◆ Extracted entries:

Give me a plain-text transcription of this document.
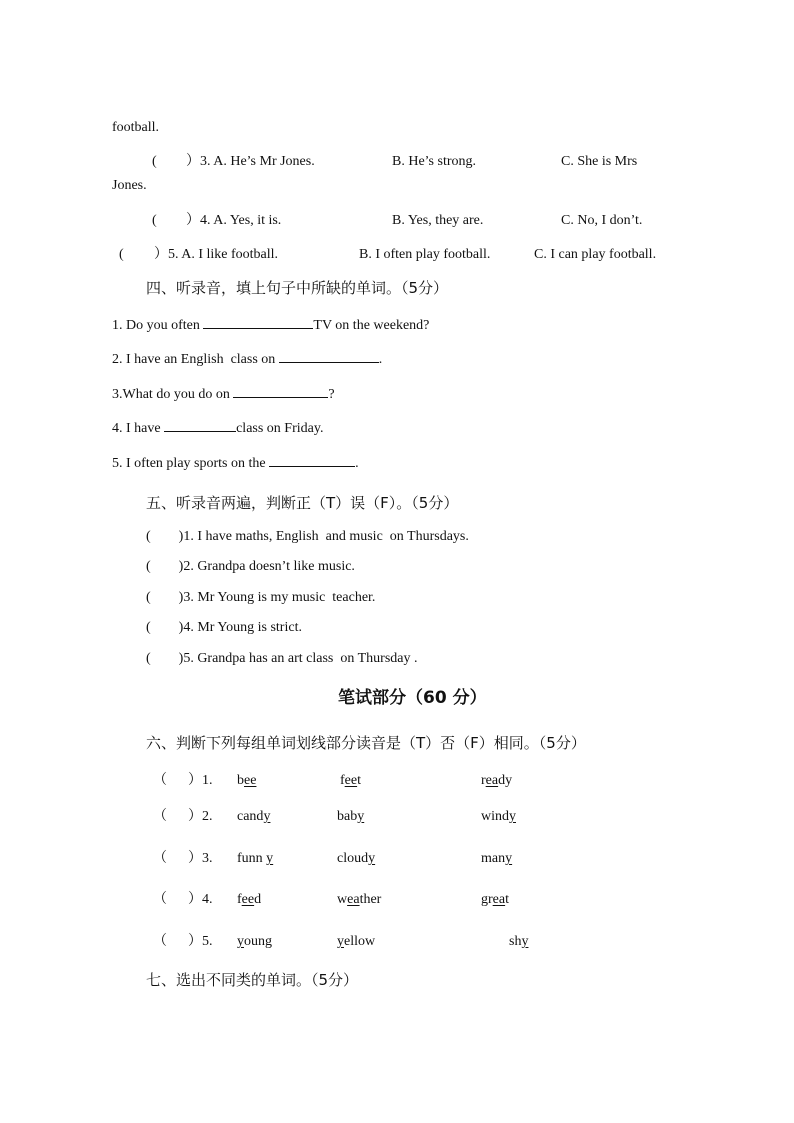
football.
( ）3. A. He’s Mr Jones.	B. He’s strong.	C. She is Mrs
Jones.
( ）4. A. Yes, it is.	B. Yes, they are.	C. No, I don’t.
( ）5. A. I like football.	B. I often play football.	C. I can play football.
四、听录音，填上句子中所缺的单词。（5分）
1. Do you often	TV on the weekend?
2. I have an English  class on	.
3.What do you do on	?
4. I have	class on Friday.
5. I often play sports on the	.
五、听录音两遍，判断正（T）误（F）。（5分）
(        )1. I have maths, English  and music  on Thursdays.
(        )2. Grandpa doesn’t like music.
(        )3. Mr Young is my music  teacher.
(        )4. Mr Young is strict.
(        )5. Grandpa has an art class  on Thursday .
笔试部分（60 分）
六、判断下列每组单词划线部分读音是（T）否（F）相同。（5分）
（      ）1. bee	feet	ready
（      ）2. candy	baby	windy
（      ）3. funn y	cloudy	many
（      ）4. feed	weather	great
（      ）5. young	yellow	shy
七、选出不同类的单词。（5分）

◆ Exercise details: Reproduce the records above exactly, leaving out every picture they contain.

◆ Output for this task:
Give me a plain-text transcription of this document.
football.
( ）3. A. He’s Mr Jones.	B. He’s strong.	C. She is Mrs
Jones.
( ）4. A. Yes, it is.	B. Yes, they are.	C. No, I don’t.
( ）5. A. I like football.	B. I often play football.	C. I can play football.
四、听录音，填上句子中所缺的单词。（5分）
1. Do you often	TV on the weekend?
2. I have an English  class on	.
3.What do you do on	?
4. I have	class on Friday.
5. I often play sports on the	.
五、听录音两遍，判断正（T）误（F）。（5分）
(        )1. I have maths, English  and music  on Thursdays.
(        )2. Grandpa doesn’t like music.
(        )3. Mr Young is my music  teacher.
(        )4. Mr Young is strict.
(        )5. Grandpa has an art class  on Thursday .
笔试部分（60 分）
六、判断下列每组单词划线部分读音是（T）否（F）相同。（5分）
（      ）1. bee	feet	ready
（      ）2. candy	baby	windy
（      ）3. funn y	cloudy	many
（      ）4. feed	weather	great
（      ）5. young	yellow	shy
七、选出不同类的单词。（5分）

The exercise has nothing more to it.